§ Records for this exercise:
+++

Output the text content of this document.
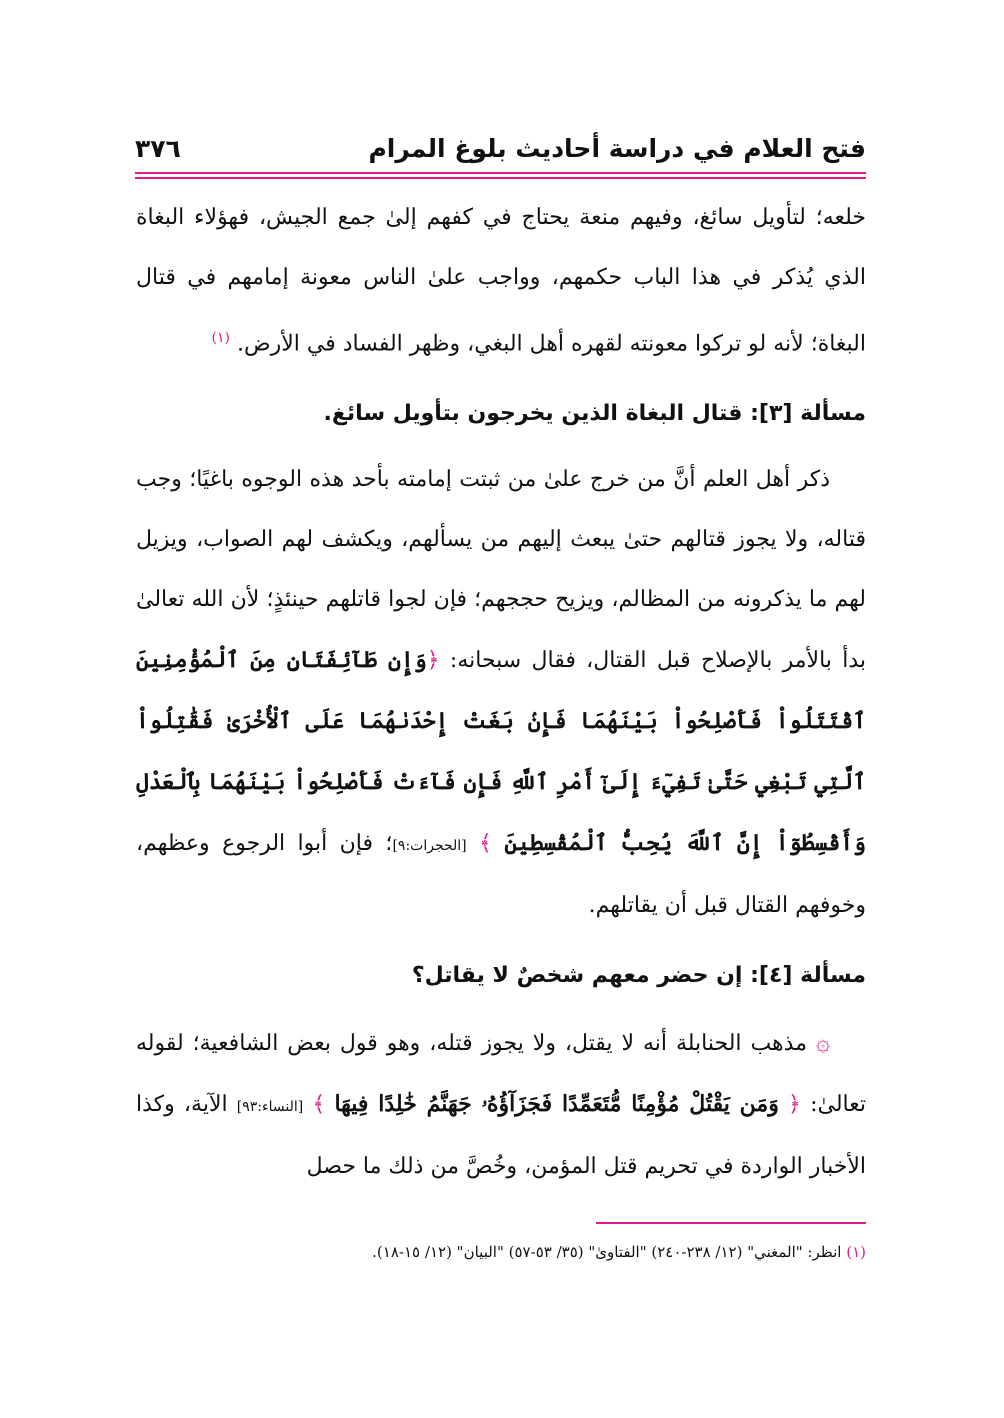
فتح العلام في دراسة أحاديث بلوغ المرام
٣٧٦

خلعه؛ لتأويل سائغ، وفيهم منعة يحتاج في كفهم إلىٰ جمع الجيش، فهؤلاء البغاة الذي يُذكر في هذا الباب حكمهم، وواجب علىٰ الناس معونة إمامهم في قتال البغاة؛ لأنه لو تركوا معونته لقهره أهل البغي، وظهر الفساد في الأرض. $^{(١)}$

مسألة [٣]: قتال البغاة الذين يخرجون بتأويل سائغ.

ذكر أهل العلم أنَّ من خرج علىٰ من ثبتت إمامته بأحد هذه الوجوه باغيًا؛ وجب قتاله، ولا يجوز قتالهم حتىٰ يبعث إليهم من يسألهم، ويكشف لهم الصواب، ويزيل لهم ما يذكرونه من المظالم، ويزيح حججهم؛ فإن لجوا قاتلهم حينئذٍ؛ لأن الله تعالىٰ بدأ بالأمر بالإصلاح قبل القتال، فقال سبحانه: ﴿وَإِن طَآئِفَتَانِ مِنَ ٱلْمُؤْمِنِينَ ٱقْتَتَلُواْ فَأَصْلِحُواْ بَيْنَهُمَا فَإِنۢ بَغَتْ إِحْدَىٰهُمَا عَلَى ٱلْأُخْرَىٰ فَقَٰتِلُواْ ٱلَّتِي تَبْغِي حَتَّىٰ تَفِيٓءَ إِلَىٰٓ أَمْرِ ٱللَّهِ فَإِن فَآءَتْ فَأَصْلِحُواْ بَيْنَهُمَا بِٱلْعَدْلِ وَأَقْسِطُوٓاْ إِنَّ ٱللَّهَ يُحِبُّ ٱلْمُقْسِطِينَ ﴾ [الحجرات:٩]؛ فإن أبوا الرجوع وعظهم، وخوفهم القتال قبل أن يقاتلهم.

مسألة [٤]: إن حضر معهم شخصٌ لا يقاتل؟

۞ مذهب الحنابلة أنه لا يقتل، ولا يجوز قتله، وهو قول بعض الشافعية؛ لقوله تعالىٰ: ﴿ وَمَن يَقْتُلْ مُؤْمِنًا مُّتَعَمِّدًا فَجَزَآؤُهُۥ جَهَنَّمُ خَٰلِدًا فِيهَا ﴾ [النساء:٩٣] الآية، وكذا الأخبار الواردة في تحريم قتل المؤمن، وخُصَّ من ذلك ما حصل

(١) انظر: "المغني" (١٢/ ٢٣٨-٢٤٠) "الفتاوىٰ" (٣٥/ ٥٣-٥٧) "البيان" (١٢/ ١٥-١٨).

+++

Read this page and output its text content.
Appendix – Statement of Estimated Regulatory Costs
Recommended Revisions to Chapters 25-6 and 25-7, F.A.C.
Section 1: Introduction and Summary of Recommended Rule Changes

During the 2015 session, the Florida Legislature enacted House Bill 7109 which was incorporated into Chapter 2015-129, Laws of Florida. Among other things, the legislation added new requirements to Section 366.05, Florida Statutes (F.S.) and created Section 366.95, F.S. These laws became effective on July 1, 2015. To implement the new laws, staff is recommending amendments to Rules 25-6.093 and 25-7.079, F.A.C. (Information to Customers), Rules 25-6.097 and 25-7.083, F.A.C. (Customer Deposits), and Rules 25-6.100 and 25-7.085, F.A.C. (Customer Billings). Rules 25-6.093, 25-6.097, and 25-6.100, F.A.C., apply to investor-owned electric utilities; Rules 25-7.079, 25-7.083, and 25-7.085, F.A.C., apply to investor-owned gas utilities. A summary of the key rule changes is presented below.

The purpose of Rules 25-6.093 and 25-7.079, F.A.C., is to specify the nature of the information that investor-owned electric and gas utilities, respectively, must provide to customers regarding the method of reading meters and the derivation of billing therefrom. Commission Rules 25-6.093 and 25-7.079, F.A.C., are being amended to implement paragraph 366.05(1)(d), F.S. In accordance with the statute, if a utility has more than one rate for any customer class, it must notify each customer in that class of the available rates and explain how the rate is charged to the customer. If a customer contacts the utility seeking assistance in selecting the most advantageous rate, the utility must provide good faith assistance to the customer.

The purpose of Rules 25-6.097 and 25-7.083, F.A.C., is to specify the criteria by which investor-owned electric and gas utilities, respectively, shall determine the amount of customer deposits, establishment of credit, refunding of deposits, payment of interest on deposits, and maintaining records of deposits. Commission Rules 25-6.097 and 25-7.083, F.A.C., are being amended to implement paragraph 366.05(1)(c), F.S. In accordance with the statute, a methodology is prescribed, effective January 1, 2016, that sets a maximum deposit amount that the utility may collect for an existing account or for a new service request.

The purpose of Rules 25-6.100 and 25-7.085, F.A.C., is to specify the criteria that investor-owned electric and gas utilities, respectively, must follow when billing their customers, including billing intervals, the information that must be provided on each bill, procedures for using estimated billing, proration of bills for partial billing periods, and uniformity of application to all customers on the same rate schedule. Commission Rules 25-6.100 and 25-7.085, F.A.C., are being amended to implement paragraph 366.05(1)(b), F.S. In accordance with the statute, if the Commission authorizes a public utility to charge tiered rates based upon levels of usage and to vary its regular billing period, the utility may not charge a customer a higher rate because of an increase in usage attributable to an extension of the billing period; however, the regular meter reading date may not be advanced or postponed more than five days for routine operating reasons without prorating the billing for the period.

+++

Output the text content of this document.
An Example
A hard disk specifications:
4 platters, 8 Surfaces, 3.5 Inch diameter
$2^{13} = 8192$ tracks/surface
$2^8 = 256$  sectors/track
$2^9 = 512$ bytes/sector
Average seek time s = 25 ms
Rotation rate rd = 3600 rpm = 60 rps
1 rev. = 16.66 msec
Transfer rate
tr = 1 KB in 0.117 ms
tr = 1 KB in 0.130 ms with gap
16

+++

§ Your task: Copy out every line where the word "مسألة" occurs.

§ Answer for the task:
مسألة [٣]: قتال البغاة الذين يخرجون بتأويل سائغ.
مسألة [٤]: إن حضر معهم شخصٌ لا يقاتل؟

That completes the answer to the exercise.